● WHAT IS ASKED
Go through the material and pull out every line with the string "الرابطة" in it.

● SOURCE DATA
+---+

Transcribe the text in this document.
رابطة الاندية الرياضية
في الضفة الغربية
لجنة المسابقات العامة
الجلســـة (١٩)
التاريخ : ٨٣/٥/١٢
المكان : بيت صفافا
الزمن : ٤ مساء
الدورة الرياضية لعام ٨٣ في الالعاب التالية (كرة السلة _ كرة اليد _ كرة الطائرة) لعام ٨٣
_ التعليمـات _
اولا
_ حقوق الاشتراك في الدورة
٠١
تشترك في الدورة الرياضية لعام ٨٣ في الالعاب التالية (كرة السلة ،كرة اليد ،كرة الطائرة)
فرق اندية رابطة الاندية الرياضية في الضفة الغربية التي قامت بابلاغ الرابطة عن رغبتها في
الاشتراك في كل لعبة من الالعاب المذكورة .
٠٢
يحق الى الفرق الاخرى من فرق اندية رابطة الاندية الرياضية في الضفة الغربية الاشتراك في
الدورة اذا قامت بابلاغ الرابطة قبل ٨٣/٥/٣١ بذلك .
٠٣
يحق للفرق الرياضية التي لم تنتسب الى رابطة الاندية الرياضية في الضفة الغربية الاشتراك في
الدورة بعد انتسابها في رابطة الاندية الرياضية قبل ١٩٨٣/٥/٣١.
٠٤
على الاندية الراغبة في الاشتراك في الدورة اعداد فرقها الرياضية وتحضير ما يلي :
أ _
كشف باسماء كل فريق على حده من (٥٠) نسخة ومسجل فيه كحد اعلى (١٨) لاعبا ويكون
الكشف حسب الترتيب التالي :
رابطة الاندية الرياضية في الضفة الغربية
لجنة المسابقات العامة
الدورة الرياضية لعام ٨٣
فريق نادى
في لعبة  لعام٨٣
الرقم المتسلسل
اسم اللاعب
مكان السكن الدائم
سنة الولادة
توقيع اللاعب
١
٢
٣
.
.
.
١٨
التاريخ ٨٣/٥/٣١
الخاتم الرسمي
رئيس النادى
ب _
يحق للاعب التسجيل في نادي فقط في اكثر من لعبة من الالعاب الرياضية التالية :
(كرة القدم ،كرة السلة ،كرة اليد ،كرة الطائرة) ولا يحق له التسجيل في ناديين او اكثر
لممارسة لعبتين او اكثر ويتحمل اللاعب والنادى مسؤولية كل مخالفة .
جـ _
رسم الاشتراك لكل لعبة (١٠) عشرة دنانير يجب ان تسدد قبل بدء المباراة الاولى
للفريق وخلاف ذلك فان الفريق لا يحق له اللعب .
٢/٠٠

+---+

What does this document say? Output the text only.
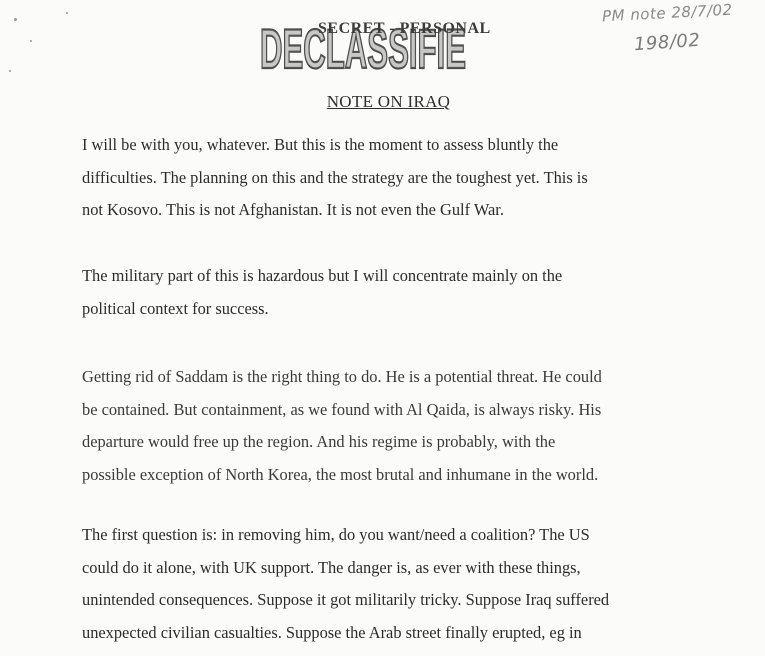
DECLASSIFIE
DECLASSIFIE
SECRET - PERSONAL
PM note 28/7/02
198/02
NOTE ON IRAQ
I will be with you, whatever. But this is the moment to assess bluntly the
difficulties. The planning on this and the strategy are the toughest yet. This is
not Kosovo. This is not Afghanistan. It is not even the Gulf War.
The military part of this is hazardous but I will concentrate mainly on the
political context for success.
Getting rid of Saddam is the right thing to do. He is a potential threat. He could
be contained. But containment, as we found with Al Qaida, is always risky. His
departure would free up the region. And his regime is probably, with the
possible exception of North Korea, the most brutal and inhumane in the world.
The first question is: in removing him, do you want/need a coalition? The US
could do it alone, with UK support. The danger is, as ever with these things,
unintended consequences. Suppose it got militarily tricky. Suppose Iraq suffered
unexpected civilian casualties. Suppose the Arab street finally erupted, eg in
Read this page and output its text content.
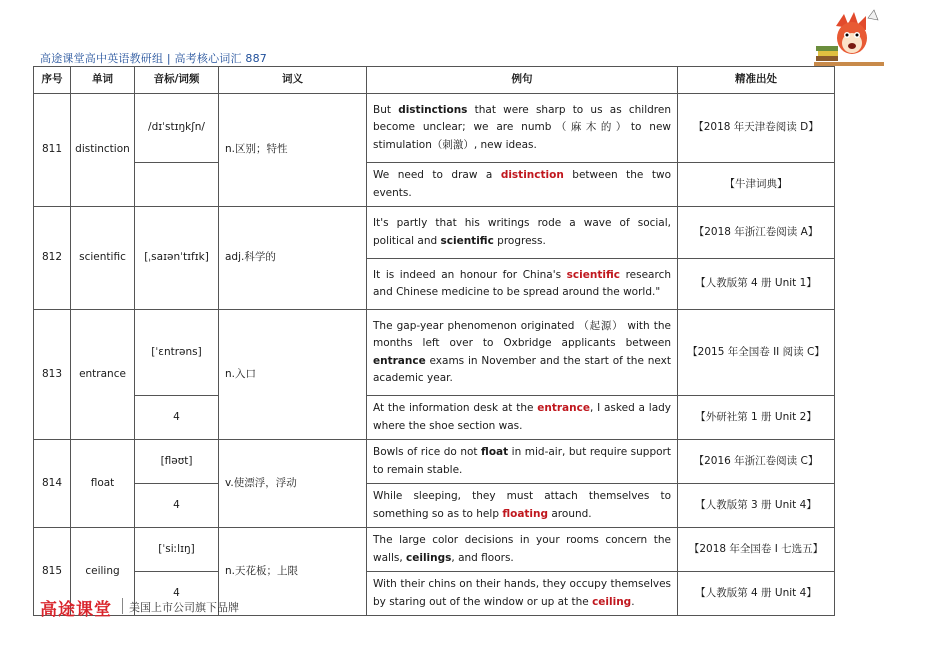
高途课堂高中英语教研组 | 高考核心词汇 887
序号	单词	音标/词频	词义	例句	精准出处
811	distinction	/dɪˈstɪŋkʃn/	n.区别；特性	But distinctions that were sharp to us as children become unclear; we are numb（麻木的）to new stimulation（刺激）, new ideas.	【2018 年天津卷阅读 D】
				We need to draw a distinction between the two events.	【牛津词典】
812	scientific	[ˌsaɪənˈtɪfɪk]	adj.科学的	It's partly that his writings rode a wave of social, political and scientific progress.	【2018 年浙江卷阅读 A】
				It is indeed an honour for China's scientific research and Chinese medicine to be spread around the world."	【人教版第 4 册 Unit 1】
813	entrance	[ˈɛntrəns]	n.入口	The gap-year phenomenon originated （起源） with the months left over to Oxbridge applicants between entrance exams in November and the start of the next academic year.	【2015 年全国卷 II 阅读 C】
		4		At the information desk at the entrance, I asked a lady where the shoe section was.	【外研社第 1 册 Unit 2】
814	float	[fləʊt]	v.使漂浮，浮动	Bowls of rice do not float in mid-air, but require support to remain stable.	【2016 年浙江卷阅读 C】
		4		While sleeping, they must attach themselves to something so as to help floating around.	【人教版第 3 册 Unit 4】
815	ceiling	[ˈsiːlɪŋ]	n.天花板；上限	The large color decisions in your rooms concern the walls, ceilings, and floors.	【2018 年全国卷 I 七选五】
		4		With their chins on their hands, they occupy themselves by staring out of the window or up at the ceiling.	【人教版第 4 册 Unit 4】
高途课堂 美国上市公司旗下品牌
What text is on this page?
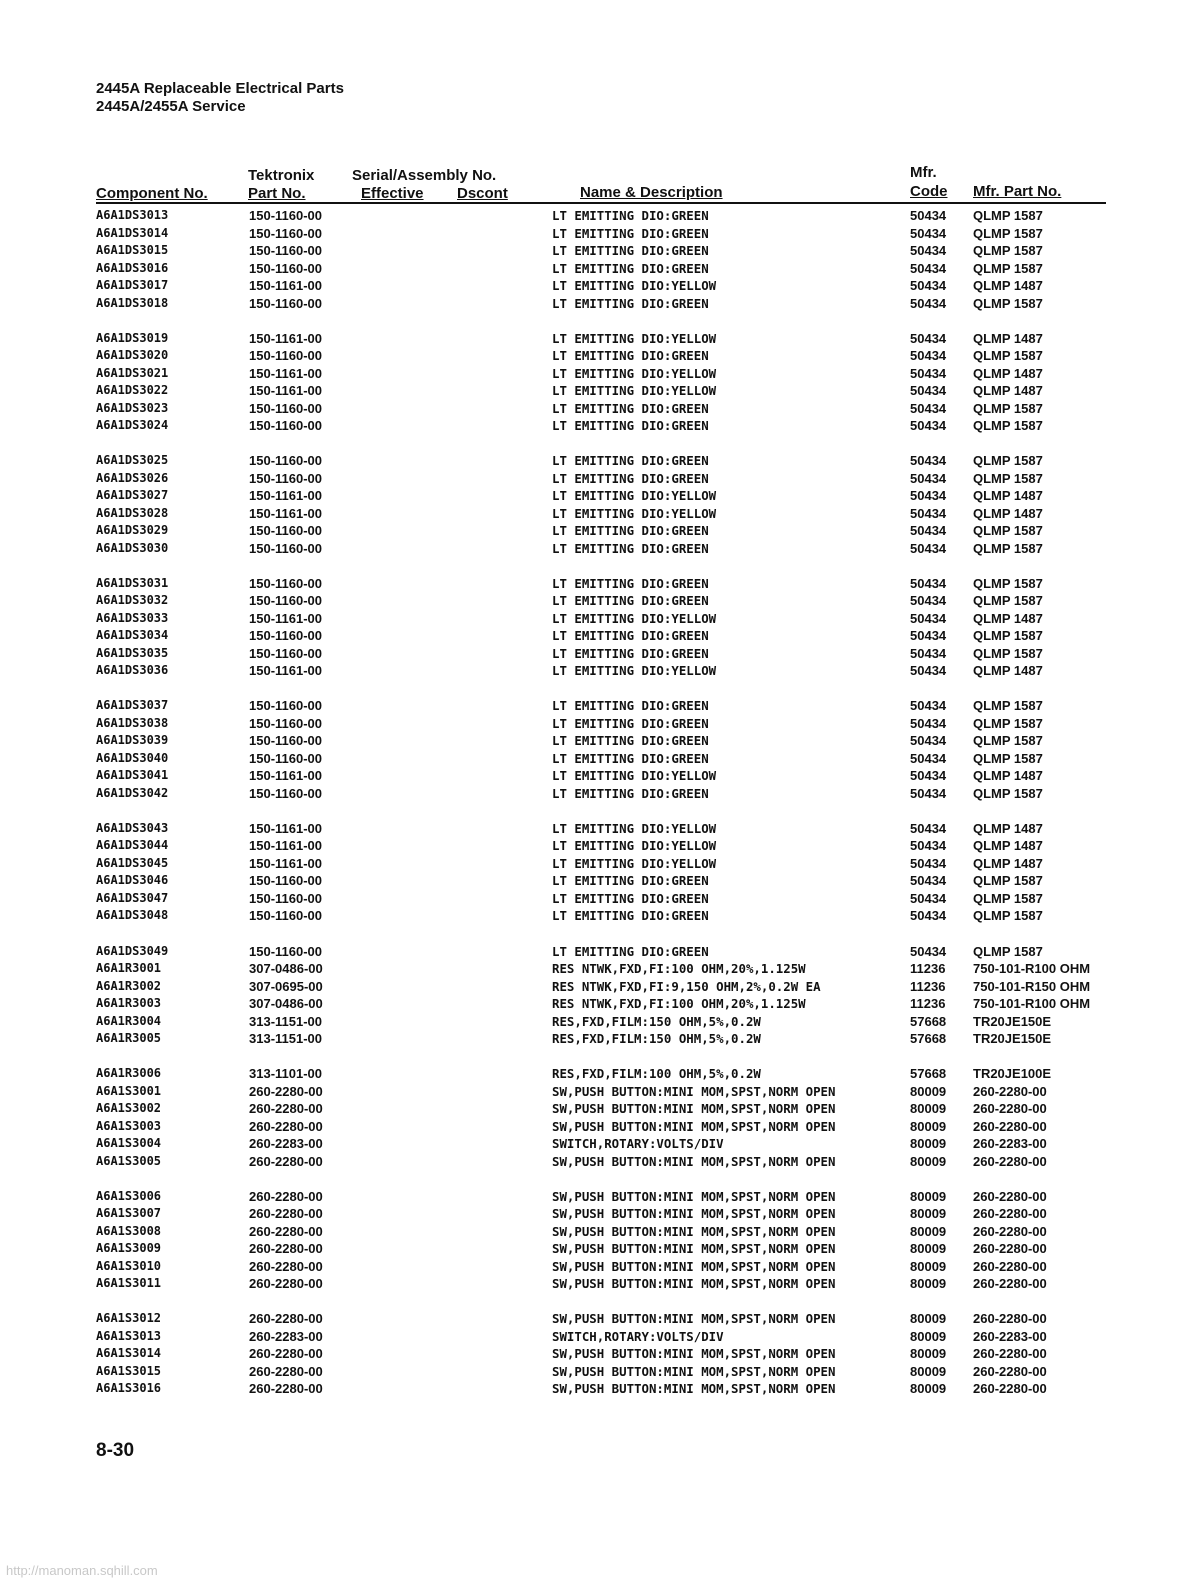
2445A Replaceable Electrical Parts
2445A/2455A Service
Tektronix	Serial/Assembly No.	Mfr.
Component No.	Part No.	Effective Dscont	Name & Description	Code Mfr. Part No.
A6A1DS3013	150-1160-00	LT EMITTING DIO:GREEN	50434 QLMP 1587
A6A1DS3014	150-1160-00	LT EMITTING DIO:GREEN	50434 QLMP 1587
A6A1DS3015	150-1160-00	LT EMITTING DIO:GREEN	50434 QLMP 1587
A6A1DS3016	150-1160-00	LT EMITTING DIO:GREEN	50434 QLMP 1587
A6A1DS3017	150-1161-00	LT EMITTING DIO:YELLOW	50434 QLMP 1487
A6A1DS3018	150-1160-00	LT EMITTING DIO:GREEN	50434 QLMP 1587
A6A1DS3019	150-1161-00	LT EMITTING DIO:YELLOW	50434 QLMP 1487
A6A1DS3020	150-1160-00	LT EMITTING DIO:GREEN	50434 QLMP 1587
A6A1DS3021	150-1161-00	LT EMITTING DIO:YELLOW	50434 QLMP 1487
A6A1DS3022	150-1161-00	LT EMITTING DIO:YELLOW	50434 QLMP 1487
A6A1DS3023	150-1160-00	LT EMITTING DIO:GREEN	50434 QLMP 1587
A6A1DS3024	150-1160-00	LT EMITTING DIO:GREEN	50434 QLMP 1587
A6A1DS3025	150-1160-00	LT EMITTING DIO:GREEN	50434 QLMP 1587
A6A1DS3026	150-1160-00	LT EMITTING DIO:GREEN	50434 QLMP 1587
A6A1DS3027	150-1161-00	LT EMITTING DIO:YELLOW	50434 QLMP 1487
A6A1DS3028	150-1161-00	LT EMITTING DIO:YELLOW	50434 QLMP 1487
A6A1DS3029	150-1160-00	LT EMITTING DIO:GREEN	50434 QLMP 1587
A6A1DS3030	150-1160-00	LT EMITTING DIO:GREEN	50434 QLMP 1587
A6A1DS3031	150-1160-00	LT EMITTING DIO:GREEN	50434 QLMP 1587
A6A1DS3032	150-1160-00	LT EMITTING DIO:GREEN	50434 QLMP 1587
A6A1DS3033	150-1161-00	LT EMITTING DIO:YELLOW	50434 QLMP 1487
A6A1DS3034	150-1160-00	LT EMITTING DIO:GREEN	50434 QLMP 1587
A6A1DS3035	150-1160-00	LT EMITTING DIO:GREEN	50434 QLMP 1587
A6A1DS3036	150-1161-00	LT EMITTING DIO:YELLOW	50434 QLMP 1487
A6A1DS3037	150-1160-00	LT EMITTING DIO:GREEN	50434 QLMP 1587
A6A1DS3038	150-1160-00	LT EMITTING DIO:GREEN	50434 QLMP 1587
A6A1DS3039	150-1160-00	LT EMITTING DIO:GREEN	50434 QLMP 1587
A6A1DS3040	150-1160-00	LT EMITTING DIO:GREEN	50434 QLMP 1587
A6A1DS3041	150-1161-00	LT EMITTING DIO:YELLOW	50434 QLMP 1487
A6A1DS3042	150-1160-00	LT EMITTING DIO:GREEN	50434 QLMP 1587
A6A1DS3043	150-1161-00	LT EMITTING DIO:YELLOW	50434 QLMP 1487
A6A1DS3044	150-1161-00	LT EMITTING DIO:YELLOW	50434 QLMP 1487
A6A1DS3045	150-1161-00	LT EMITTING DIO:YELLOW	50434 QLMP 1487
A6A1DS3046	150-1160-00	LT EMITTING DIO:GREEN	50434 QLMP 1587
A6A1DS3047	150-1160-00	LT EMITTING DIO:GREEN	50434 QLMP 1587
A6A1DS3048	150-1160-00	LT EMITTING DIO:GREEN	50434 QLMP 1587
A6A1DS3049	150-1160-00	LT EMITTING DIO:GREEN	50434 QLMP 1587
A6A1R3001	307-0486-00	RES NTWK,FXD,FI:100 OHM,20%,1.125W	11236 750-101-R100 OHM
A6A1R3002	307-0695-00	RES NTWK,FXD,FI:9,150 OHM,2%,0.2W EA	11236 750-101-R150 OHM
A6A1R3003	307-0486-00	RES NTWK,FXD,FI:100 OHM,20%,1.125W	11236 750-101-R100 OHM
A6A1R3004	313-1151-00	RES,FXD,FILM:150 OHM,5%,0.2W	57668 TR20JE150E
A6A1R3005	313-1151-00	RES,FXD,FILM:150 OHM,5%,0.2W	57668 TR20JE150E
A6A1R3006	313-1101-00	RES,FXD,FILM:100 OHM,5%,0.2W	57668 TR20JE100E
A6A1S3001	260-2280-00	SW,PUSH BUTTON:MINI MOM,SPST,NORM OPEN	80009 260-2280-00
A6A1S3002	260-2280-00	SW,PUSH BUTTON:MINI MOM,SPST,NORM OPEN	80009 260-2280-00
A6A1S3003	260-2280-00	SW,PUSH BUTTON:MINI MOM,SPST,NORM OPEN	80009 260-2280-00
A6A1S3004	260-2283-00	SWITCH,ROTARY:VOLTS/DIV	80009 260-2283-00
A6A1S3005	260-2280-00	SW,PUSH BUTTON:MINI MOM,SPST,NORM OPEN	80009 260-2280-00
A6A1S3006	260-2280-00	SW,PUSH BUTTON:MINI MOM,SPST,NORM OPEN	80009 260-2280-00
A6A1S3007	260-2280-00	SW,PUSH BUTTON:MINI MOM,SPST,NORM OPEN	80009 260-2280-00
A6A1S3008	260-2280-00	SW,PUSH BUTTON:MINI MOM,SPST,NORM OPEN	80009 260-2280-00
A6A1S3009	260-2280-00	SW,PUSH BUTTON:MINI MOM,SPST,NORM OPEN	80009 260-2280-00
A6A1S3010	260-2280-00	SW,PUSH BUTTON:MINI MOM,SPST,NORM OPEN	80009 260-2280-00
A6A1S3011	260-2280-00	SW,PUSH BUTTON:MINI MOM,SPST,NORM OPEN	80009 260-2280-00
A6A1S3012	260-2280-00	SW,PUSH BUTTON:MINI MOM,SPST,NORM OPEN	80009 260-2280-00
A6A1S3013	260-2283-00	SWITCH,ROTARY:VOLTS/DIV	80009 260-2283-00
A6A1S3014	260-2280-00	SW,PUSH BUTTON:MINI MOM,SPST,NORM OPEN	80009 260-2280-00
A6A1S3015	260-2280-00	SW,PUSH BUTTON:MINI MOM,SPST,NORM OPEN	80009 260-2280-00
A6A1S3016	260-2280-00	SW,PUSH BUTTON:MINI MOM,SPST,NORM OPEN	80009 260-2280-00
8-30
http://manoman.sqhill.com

+---+

● REPLY
فرق اندية رابطة الاندية الرياضية في الضفة الغربية التي قامت بابلاغ الرابطة عن رغبتها في
الدورة اذا قامت بابلاغ الرابطة قبل ٨٣/٥/٣١ بذلك .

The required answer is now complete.